- Goal
State how many lines in the entries below contain "Glover". Write nothing but the number.

+++ Data supplied +++

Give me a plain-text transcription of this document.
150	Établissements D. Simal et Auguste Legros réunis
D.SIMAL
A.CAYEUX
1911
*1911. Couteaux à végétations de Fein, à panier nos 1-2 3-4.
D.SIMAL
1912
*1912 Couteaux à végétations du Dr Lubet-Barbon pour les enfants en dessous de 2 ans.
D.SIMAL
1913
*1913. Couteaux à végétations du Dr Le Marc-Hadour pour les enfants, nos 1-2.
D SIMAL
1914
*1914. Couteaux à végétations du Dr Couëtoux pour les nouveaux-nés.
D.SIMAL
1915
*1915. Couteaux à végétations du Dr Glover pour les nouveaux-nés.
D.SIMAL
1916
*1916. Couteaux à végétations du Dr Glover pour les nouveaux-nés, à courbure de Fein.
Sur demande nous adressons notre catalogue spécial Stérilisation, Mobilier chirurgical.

+++

- Expected answer
2